(Records excerpted from a collection)
- - - - -

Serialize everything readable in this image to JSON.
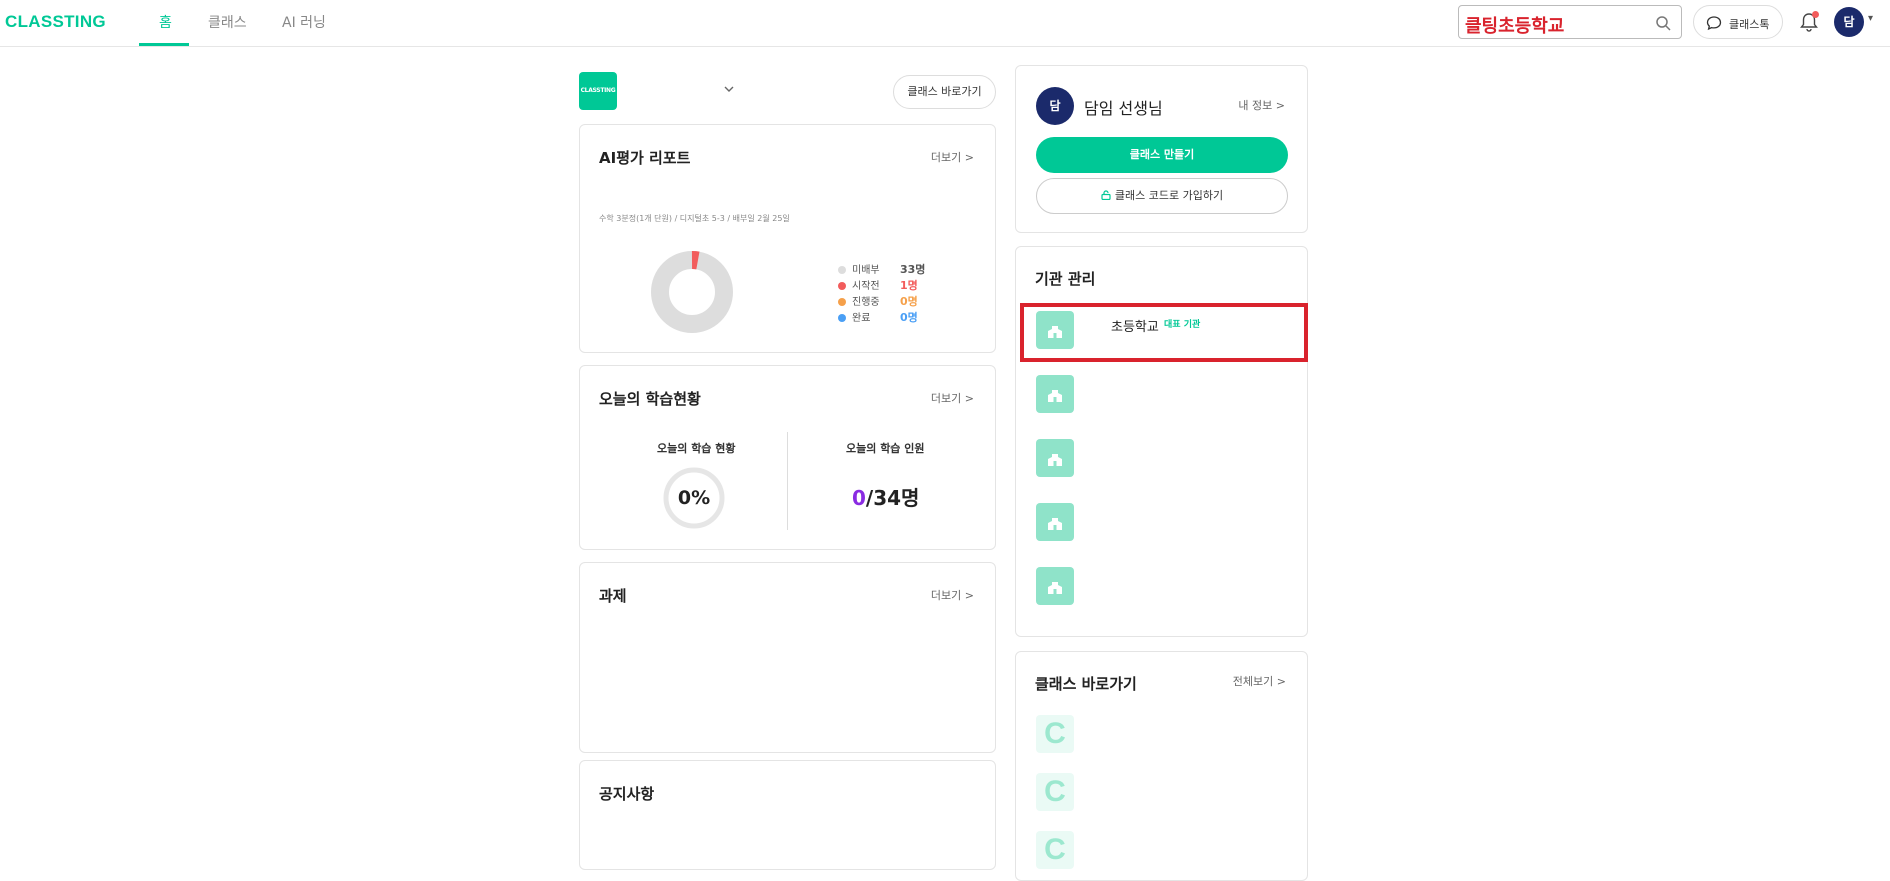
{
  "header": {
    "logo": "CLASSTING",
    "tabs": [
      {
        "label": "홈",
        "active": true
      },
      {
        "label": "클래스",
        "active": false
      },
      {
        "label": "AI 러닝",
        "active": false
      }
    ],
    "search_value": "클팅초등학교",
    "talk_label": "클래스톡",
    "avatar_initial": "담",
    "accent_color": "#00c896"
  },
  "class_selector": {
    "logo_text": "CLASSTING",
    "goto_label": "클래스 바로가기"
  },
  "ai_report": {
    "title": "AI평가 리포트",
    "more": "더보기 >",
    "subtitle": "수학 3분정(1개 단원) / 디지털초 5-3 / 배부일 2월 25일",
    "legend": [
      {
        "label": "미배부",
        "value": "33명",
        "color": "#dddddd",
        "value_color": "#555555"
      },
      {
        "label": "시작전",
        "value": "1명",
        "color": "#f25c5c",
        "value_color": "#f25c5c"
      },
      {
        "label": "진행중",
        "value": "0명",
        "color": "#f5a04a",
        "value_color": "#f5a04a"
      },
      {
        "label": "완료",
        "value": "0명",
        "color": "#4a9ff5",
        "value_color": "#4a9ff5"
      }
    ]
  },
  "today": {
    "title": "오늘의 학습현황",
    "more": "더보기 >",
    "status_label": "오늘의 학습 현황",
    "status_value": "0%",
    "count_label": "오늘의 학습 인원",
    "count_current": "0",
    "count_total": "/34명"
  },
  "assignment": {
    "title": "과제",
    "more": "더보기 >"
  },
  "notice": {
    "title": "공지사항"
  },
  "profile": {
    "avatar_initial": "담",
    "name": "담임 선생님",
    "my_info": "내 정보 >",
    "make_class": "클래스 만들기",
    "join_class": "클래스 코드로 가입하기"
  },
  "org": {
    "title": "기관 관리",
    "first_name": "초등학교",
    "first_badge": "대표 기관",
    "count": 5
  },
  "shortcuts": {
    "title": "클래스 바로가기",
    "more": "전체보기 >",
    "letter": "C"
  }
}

- - - - -

*WHAT TO WORK ON*. Print every entry above again without changing a word, and omit the pictures.

*RESPONSE*.
Serialize everything readable in this image to JSON.
{
  "header": {
    "logo": "CLASSTING",
    "tabs": [
      {
        "label": "홈",
        "active": true
      },
      {
        "label": "클래스",
        "active": false
      },
      {
        "label": "AI 러닝",
        "active": false
      }
    ],
    "search_value": "클팅초등학교",
    "talk_label": "클래스톡",
    "avatar_initial": "담",
    "accent_color": "#00c896"
  },
  "class_selector": {
    "logo_text": "CLASSTING",
    "goto_label": "클래스 바로가기"
  },
  "ai_report": {
    "title": "AI평가 리포트",
    "more": "더보기 >",
    "subtitle": "수학 3분정(1개 단원) / 디지털초 5-3 / 배부일 2월 25일",
    "legend": [
      {
        "label": "미배부",
        "value": "33명",
        "color": "#dddddd",
        "value_color": "#555555"
      },
      {
        "label": "시작전",
        "value": "1명",
        "color": "#f25c5c",
        "value_color": "#f25c5c"
      },
      {
        "label": "진행중",
        "value": "0명",
        "color": "#f5a04a",
        "value_color": "#f5a04a"
      },
      {
        "label": "완료",
        "value": "0명",
        "color": "#4a9ff5",
        "value_color": "#4a9ff5"
      }
    ]
  },
  "today": {
    "title": "오늘의 학습현황",
    "more": "더보기 >",
    "status_label": "오늘의 학습 현황",
    "status_value": "0%",
    "count_label": "오늘의 학습 인원",
    "count_current": "0",
    "count_total": "/34명"
  },
  "assignment": {
    "title": "과제",
    "more": "더보기 >"
  },
  "notice": {
    "title": "공지사항"
  },
  "profile": {
    "avatar_initial": "담",
    "name": "담임 선생님",
    "my_info": "내 정보 >",
    "make_class": "클래스 만들기",
    "join_class": "클래스 코드로 가입하기"
  },
  "org": {
    "title": "기관 관리",
    "first_name": "초등학교",
    "first_badge": "대표 기관",
    "count": 5
  },
  "shortcuts": {
    "title": "클래스 바로가기",
    "more": "전체보기 >",
    "letter": "C"
  }
}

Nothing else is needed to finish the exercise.